* _Record set_
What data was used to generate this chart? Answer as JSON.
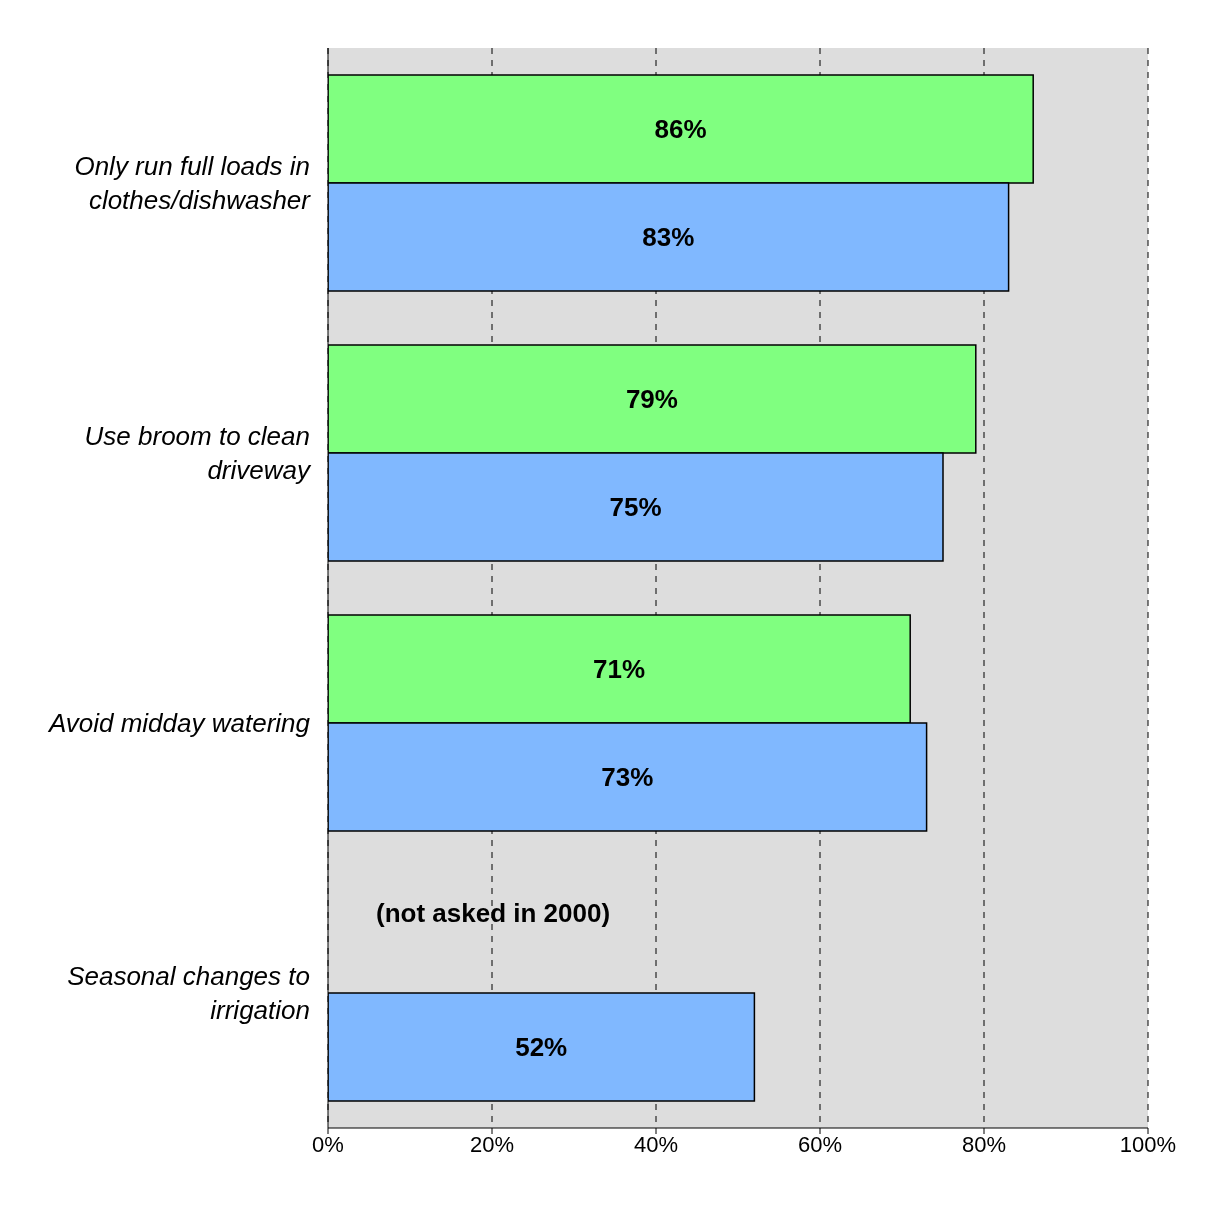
{
  "chart_data": {
    "type": "bar",
    "orientation": "horizontal",
    "categories": [
      "Only run full loads in clothes/dishwasher",
      "Use broom to clean driveway",
      "Avoid midday watering",
      "Seasonal changes to irrigation"
    ],
    "series": [
      {
        "color": "#80ff80",
        "values": [
          86,
          79,
          71,
          null
        ],
        "value_labels": [
          "86%",
          "79%",
          "71%",
          null
        ]
      },
      {
        "color": "#80b8ff",
        "values": [
          83,
          75,
          73,
          52
        ],
        "value_labels": [
          "83%",
          "75%",
          "73%",
          "52%"
        ]
      }
    ],
    "xlim": [
      0,
      100
    ],
    "xticks": [
      {
        "value": 0,
        "label": "0%"
      },
      {
        "value": 20,
        "label": "20%"
      },
      {
        "value": 40,
        "label": "40%"
      },
      {
        "value": 60,
        "label": "60%"
      },
      {
        "value": 80,
        "label": "80%"
      },
      {
        "value": 100,
        "label": "100%"
      }
    ],
    "grid": "x",
    "annotations": [
      {
        "text": "(not asked in 2000)",
        "y": "Seasonal changes to irrigation"
      }
    ]
  }
}
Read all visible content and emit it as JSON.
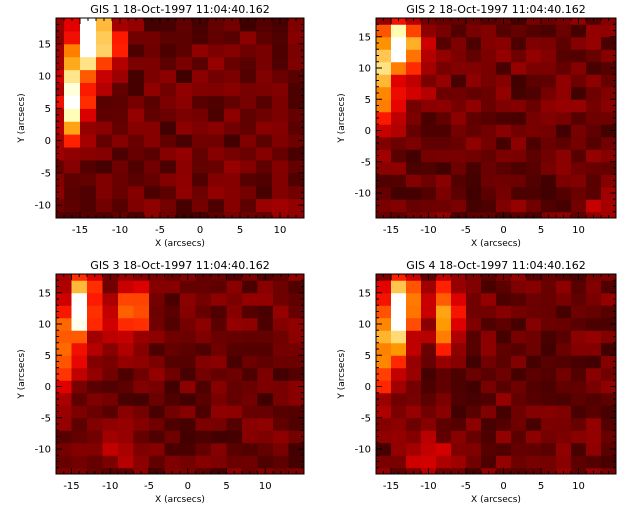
{
  "chart_data": [
    {
      "type": "heatmap",
      "title": "GIS 1 18-Oct-1997 11:04:40.162",
      "xlabel": "X (arcsecs)",
      "ylabel": "Y (arcsecs)",
      "xlim": [
        -18,
        13
      ],
      "ylim": [
        -12,
        19
      ],
      "xticks": [
        -15,
        -10,
        -5,
        0,
        5,
        10
      ],
      "yticks": [
        -10,
        -5,
        0,
        5,
        10,
        15
      ],
      "grid": false,
      "hot_spots": [
        {
          "x": -13.7,
          "y": 16.5,
          "sx": 1.3,
          "sy": 3.5,
          "a": 0.9
        },
        {
          "x": -15.8,
          "y": 8.0,
          "sx": 1.3,
          "sy": 4.5,
          "a": 0.6
        },
        {
          "x": -16.2,
          "y": 3.5,
          "sx": 1.2,
          "sy": 3.0,
          "a": 0.35
        },
        {
          "x": -11.5,
          "y": 14.5,
          "sx": 1.5,
          "sy": 3.0,
          "a": 0.35
        },
        {
          "x": 11.0,
          "y": -10.5,
          "sx": 1.5,
          "sy": 1.5,
          "a": 0.15
        }
      ],
      "seed": 3
    },
    {
      "type": "heatmap",
      "title": "GIS 2 18-Oct-1997 11:04:40.162",
      "xlabel": "X (arcsecs)",
      "ylabel": "Y (arcsecs)",
      "xlim": [
        -17,
        15
      ],
      "ylim": [
        -14,
        18
      ],
      "xticks": [
        -15,
        -10,
        -5,
        0,
        5,
        10
      ],
      "yticks": [
        -10,
        -5,
        0,
        5,
        10,
        15
      ],
      "grid": false,
      "hot_spots": [
        {
          "x": -13.7,
          "y": 14.0,
          "sx": 1.2,
          "sy": 2.5,
          "a": 0.9
        },
        {
          "x": -15.8,
          "y": 8.0,
          "sx": 1.2,
          "sy": 5.5,
          "a": 0.6
        },
        {
          "x": -11.5,
          "y": 11.5,
          "sx": 1.3,
          "sy": 4.0,
          "a": 0.3
        },
        {
          "x": 13.0,
          "y": -12.0,
          "sx": 1.5,
          "sy": 1.5,
          "a": 0.12
        }
      ],
      "seed": 11
    },
    {
      "type": "heatmap",
      "title": "GIS 3 18-Oct-1997 11:04:40.162",
      "xlabel": "X (arcsecs)",
      "ylabel": "Y (arcsecs)",
      "xlim": [
        -17,
        15
      ],
      "ylim": [
        -14,
        18
      ],
      "xticks": [
        -15,
        -10,
        -5,
        0,
        5,
        10
      ],
      "yticks": [
        -10,
        -5,
        0,
        5,
        10,
        15
      ],
      "grid": false,
      "hot_spots": [
        {
          "x": -13.7,
          "y": 13.0,
          "sx": 1.2,
          "sy": 3.5,
          "a": 0.95
        },
        {
          "x": -15.8,
          "y": 5.0,
          "sx": 1.2,
          "sy": 5.0,
          "a": 0.45
        },
        {
          "x": -7.0,
          "y": 12.0,
          "sx": 1.2,
          "sy": 3.0,
          "a": 0.5
        },
        {
          "x": -9.5,
          "y": 9.0,
          "sx": 1.3,
          "sy": 3.0,
          "a": 0.2
        },
        {
          "x": -8.0,
          "y": -10.5,
          "sx": 2.5,
          "sy": 2.5,
          "a": 0.12
        }
      ],
      "seed": 27
    },
    {
      "type": "heatmap",
      "title": "GIS 4 18-Oct-1997 11:04:40.162",
      "xlabel": "X (arcsecs)",
      "ylabel": "Y (arcsecs)",
      "xlim": [
        -17,
        15
      ],
      "ylim": [
        -14,
        18
      ],
      "xticks": [
        -15,
        -10,
        -5,
        0,
        5,
        10
      ],
      "yticks": [
        -10,
        -5,
        0,
        5,
        10,
        15
      ],
      "grid": false,
      "hot_spots": [
        {
          "x": -13.7,
          "y": 12.0,
          "sx": 1.2,
          "sy": 4.0,
          "a": 0.95
        },
        {
          "x": -15.8,
          "y": 6.0,
          "sx": 1.2,
          "sy": 5.0,
          "a": 0.5
        },
        {
          "x": -7.8,
          "y": 11.0,
          "sx": 1.2,
          "sy": 3.5,
          "a": 0.6
        },
        {
          "x": -9.5,
          "y": -11.0,
          "sx": 2.5,
          "sy": 2.0,
          "a": 0.2
        },
        {
          "x": -12.0,
          "y": 15.5,
          "sx": 1.5,
          "sy": 2.0,
          "a": 0.25
        }
      ],
      "seed": 41
    }
  ]
}
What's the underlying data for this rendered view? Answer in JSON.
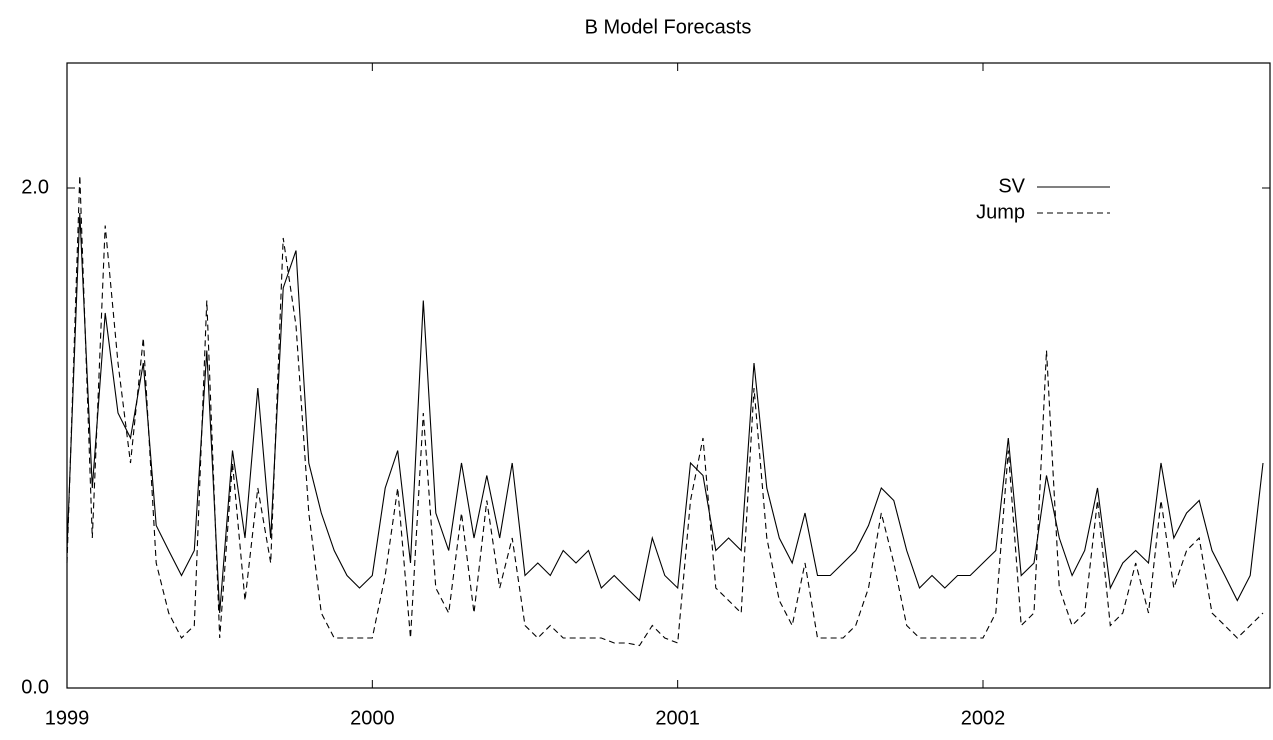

* _Written problem_
Quote the records in their entirety, keeping the wording exact and excluding pictures.

* _Exercise result_
What data was used to generate this chart? Answer as JSON.
{
  "chart_data": {
    "type": "bar",
    "orientation": "horizontal",
    "categories": [
      "Only run full loads in clothes/dishwasher",
      "Use broom to clean driveway",
      "Avoid midday watering",
      "Seasonal changes to irrigation"
    ],
    "series": [
      {
        "color": "#80ff80",
        "values": [
          86,
          79,
          71,
          null
        ],
        "value_labels": [
          "86%",
          "79%",
          "71%",
          null
        ]
      },
      {
        "color": "#80b8ff",
        "values": [
          83,
          75,
          73,
          52
        ],
        "value_labels": [
          "83%",
          "75%",
          "73%",
          "52%"
        ]
      }
    ],
    "xlim": [
      0,
      100
    ],
    "xticks": [
      {
        "value": 0,
        "label": "0%"
      },
      {
        "value": 20,
        "label": "20%"
      },
      {
        "value": 40,
        "label": "40%"
      },
      {
        "value": 60,
        "label": "60%"
      },
      {
        "value": 80,
        "label": "80%"
      },
      {
        "value": 100,
        "label": "100%"
      }
    ],
    "grid": "x",
    "annotations": [
      {
        "text": "(not asked in 2000)",
        "y": "Seasonal changes to irrigation"
      }
    ]
  }
}
Read all visible content and emit it as JSON.
{
  "chart_data": [
    {
      "type": "heatmap",
      "title": "GIS 1 18-Oct-1997 11:04:40.162",
      "xlabel": "X (arcsecs)",
      "ylabel": "Y (arcsecs)",
      "xlim": [
        -18,
        13
      ],
      "ylim": [
        -12,
        19
      ],
      "xticks": [
        -15,
        -10,
        -5,
        0,
        5,
        10
      ],
      "yticks": [
        -10,
        -5,
        0,
        5,
        10,
        15
      ],
      "grid": false,
      "hot_spots": [
        {
          "x": -13.7,
          "y": 16.5,
          "sx": 1.3,
          "sy": 3.5,
          "a": 0.9
        },
        {
          "x": -15.8,
          "y": 8.0,
          "sx": 1.3,
          "sy": 4.5,
          "a": 0.6
        },
        {
          "x": -16.2,
          "y": 3.5,
          "sx": 1.2,
          "sy": 3.0,
          "a": 0.35
        },
        {
          "x": -11.5,
          "y": 14.5,
          "sx": 1.5,
          "sy": 3.0,
          "a": 0.35
        },
        {
          "x": 11.0,
          "y": -10.5,
          "sx": 1.5,
          "sy": 1.5,
          "a": 0.15
        }
      ],
      "seed": 3
    },
    {
      "type": "heatmap",
      "title": "GIS 2 18-Oct-1997 11:04:40.162",
      "xlabel": "X (arcsecs)",
      "ylabel": "Y (arcsecs)",
      "xlim": [
        -17,
        15
      ],
      "ylim": [
        -14,
        18
      ],
      "xticks": [
        -15,
        -10,
        -5,
        0,
        5,
        10
      ],
      "yticks": [
        -10,
        -5,
        0,
        5,
        10,
        15
      ],
      "grid": false,
      "hot_spots": [
        {
          "x": -13.7,
          "y": 14.0,
          "sx": 1.2,
          "sy": 2.5,
          "a": 0.9
        },
        {
          "x": -15.8,
          "y": 8.0,
          "sx": 1.2,
          "sy": 5.5,
          "a": 0.6
        },
        {
          "x": -11.5,
          "y": 11.5,
          "sx": 1.3,
          "sy": 4.0,
          "a": 0.3
        },
        {
          "x": 13.0,
          "y": -12.0,
          "sx": 1.5,
          "sy": 1.5,
          "a": 0.12
        }
      ],
      "seed": 11
    },
    {
      "type": "heatmap",
      "title": "GIS 3 18-Oct-1997 11:04:40.162",
      "xlabel": "X (arcsecs)",
      "ylabel": "Y (arcsecs)",
      "xlim": [
        -17,
        15
      ],
      "ylim": [
        -14,
        18
      ],
      "xticks": [
        -15,
        -10,
        -5,
        0,
        5,
        10
      ],
      "yticks": [
        -10,
        -5,
        0,
        5,
        10,
        15
      ],
      "grid": false,
      "hot_spots": [
        {
          "x": -13.7,
          "y": 13.0,
          "sx": 1.2,
          "sy": 3.5,
          "a": 0.95
        },
        {
          "x": -15.8,
          "y": 5.0,
          "sx": 1.2,
          "sy": 5.0,
          "a": 0.45
        },
        {
          "x": -7.0,
          "y": 12.0,
          "sx": 1.2,
          "sy": 3.0,
          "a": 0.5
        },
        {
          "x": -9.5,
          "y": 9.0,
          "sx": 1.3,
          "sy": 3.0,
          "a": 0.2
        },
        {
          "x": -8.0,
          "y": -10.5,
          "sx": 2.5,
          "sy": 2.5,
          "a": 0.12
        }
      ],
      "seed": 27
    },
    {
      "type": "heatmap",
      "title": "GIS 4 18-Oct-1997 11:04:40.162",
      "xlabel": "X (arcsecs)",
      "ylabel": "Y (arcsecs)",
      "xlim": [
        -17,
        15
      ],
      "ylim": [
        -14,
        18
      ],
      "xticks": [
        -15,
        -10,
        -5,
        0,
        5,
        10
      ],
      "yticks": [
        -10,
        -5,
        0,
        5,
        10,
        15
      ],
      "grid": false,
      "hot_spots": [
        {
          "x": -13.7,
          "y": 12.0,
          "sx": 1.2,
          "sy": 4.0,
          "a": 0.95
        },
        {
          "x": -15.8,
          "y": 6.0,
          "sx": 1.2,
          "sy": 5.0,
          "a": 0.5
        },
        {
          "x": -7.8,
          "y": 11.0,
          "sx": 1.2,
          "sy": 3.5,
          "a": 0.6
        },
        {
          "x": -9.5,
          "y": -11.0,
          "sx": 2.5,
          "sy": 2.0,
          "a": 0.2
        },
        {
          "x": -12.0,
          "y": 15.5,
          "sx": 1.5,
          "sy": 2.0,
          "a": 0.25
        }
      ],
      "seed": 41
    }
  ]
}
What's the underlying data for this rendered view? Answer in JSON.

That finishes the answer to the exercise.